:: EXERCISE MATERIAL ::
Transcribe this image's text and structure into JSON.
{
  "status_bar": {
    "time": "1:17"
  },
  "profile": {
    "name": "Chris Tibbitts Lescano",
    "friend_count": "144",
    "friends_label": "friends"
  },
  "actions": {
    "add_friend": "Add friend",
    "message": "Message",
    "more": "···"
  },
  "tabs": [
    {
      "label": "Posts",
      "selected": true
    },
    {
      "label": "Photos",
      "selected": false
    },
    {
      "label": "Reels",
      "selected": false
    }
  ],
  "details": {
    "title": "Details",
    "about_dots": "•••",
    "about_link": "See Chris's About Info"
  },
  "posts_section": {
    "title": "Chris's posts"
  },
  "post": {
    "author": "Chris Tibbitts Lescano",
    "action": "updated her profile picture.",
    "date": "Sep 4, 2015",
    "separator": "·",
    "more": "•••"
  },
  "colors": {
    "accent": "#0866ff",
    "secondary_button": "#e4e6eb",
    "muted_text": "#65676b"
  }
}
:::
▸ STATED TASK
Copy out each record exactly as given, omitting none.

▸ REPLY TO THE EXERCISE
Transcribe this image's text and structure into JSON.
{
  "status_bar": {
    "time": "1:17"
  },
  "profile": {
    "name": "Chris Tibbitts Lescano",
    "friend_count": "144",
    "friends_label": "friends"
  },
  "actions": {
    "add_friend": "Add friend",
    "message": "Message",
    "more": "···"
  },
  "tabs": [
    {
      "label": "Posts",
      "selected": true
    },
    {
      "label": "Photos",
      "selected": false
    },
    {
      "label": "Reels",
      "selected": false
    }
  ],
  "details": {
    "title": "Details",
    "about_dots": "•••",
    "about_link": "See Chris's About Info"
  },
  "posts_section": {
    "title": "Chris's posts"
  },
  "post": {
    "author": "Chris Tibbitts Lescano",
    "action": "updated her profile picture.",
    "date": "Sep 4, 2015",
    "separator": "·",
    "more": "•••"
  },
  "colors": {
    "accent": "#0866ff",
    "secondary_button": "#e4e6eb",
    "muted_text": "#65676b"
  }
}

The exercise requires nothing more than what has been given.